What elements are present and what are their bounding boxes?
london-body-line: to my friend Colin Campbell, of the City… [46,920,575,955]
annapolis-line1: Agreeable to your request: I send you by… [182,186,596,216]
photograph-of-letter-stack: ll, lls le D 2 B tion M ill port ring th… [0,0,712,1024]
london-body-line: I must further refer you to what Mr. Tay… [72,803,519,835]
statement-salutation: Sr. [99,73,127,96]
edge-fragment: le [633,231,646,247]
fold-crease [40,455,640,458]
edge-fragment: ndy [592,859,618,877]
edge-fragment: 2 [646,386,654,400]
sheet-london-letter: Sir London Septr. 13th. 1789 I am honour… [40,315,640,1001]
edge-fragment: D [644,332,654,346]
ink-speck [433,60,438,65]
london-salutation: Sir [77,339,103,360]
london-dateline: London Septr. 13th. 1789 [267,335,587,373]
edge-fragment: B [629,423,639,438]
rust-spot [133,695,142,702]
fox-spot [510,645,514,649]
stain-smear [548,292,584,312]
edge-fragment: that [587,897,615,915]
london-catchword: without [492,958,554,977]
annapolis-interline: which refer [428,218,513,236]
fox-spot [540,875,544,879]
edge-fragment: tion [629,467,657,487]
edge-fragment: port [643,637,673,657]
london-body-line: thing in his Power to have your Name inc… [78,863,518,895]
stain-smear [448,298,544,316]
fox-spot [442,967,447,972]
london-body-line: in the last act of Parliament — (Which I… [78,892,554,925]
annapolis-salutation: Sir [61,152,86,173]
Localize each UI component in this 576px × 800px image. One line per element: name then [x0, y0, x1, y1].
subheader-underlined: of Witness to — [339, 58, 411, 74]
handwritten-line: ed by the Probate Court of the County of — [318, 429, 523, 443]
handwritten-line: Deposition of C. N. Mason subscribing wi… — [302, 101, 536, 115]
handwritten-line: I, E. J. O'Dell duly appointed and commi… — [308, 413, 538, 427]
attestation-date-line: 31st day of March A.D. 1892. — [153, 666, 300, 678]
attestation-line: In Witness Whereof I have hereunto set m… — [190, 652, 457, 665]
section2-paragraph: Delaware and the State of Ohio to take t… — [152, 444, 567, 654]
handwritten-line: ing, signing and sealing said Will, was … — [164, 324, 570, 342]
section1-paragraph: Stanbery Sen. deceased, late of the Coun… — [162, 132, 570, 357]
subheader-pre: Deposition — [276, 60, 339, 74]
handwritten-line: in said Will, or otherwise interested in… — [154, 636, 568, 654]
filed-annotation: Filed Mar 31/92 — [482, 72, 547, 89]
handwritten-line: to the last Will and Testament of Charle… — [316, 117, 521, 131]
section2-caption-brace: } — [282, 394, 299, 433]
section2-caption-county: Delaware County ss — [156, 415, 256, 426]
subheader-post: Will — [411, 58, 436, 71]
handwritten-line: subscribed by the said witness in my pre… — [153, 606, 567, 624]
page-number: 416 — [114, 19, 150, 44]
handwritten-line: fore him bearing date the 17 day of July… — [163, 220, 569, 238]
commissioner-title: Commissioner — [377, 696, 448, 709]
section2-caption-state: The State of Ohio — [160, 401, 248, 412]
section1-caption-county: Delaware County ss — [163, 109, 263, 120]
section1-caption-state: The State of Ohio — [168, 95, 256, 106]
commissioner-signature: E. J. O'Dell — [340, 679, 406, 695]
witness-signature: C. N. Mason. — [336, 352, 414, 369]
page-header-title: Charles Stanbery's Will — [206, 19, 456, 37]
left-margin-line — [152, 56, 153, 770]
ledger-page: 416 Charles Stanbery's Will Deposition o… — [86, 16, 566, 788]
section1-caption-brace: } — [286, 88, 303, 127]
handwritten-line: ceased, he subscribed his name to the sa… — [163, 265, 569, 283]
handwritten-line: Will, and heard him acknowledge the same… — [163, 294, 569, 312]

____

**Description of the task:** Copy every line of the records above word for word, with nothing changed or left out.

**Full response:**
What elements are present and what are their bounding boxes?
london-body-line: to my friend Colin Campbell, of the City… [46,920,575,955]
annapolis-line1: Agreeable to your request: I send you by… [182,186,596,216]
photograph-of-letter-stack: ll, lls le D 2 B tion M ill port ring th… [0,0,712,1024]
london-body-line: I must further refer you to what Mr. Tay… [72,803,519,835]
statement-salutation: Sr. [99,73,127,96]
edge-fragment: le [633,231,646,247]
fold-crease [40,455,640,458]
edge-fragment: ndy [592,859,618,877]
edge-fragment: 2 [646,386,654,400]
sheet-london-letter: Sir London Septr. 13th. 1789 I am honour… [40,315,640,1001]
edge-fragment: D [644,332,654,346]
ink-speck [433,60,438,65]
london-salutation: Sir [77,339,103,360]
london-dateline: London Septr. 13th. 1789 [267,335,587,373]
edge-fragment: B [629,423,639,438]
rust-spot [133,695,142,702]
fox-spot [510,645,514,649]
stain-smear [548,292,584,312]
edge-fragment: that [587,897,615,915]
london-catchword: without [492,958,554,977]
annapolis-interline: which refer [428,218,513,236]
fox-spot [540,875,544,879]
edge-fragment: tion [629,467,657,487]
edge-fragment: port [643,637,673,657]
london-body-line: thing in his Power to have your Name inc… [78,863,518,895]
stain-smear [448,298,544,316]
fox-spot [442,967,447,972]
london-body-line: in the last act of Parliament — (Which I… [78,892,554,925]
annapolis-salutation: Sir [61,152,86,173]
Localize each UI component in this 576px × 800px image. One line per element: name then [x0, y0, x1, y1].
subheader-underlined: of Witness to — [339, 58, 411, 74]
handwritten-line: ed by the Probate Court of the County of — [318, 429, 523, 443]
handwritten-line: Deposition of C. N. Mason subscribing wi… — [302, 101, 536, 115]
handwritten-line: I, E. J. O'Dell duly appointed and commi… — [308, 413, 538, 427]
attestation-date-line: 31st day of March A.D. 1892. — [153, 666, 300, 678]
attestation-line: In Witness Whereof I have hereunto set m… — [190, 652, 457, 665]
section2-paragraph: Delaware and the State of Ohio to take t… — [152, 444, 567, 654]
handwritten-line: ing, signing and sealing said Will, was … — [164, 324, 570, 342]
section1-paragraph: Stanbery Sen. deceased, late of the Coun… — [162, 132, 570, 357]
subheader-pre: Deposition — [276, 60, 339, 74]
handwritten-line: in said Will, or otherwise interested in… — [154, 636, 568, 654]
filed-annotation: Filed Mar 31/92 — [482, 72, 547, 89]
handwritten-line: to the last Will and Testament of Charle… — [316, 117, 521, 131]
section2-caption-brace: } — [282, 394, 299, 433]
section2-caption-county: Delaware County ss — [156, 415, 256, 426]
subheader-post: Will — [411, 58, 436, 71]
handwritten-line: subscribed by the said witness in my pre… — [153, 606, 567, 624]
page-number: 416 — [114, 19, 150, 44]
handwritten-line: fore him bearing date the 17 day of July… — [163, 220, 569, 238]
commissioner-title: Commissioner — [377, 696, 448, 709]
section2-caption-state: The State of Ohio — [160, 401, 248, 412]
section1-caption-county: Delaware County ss — [163, 109, 263, 120]
section1-caption-state: The State of Ohio — [168, 95, 256, 106]
commissioner-signature: E. J. O'Dell — [340, 679, 406, 695]
witness-signature: C. N. Mason. — [336, 352, 414, 369]
page-header-title: Charles Stanbery's Will — [206, 19, 456, 37]
left-margin-line — [152, 56, 153, 770]
ledger-page: 416 Charles Stanbery's Will Deposition o… — [86, 16, 566, 788]
section1-caption-brace: } — [286, 88, 303, 127]
handwritten-line: ceased, he subscribed his name to the sa… — [163, 265, 569, 283]
handwritten-line: Will, and heard him acknowledge the same… — [163, 294, 569, 312]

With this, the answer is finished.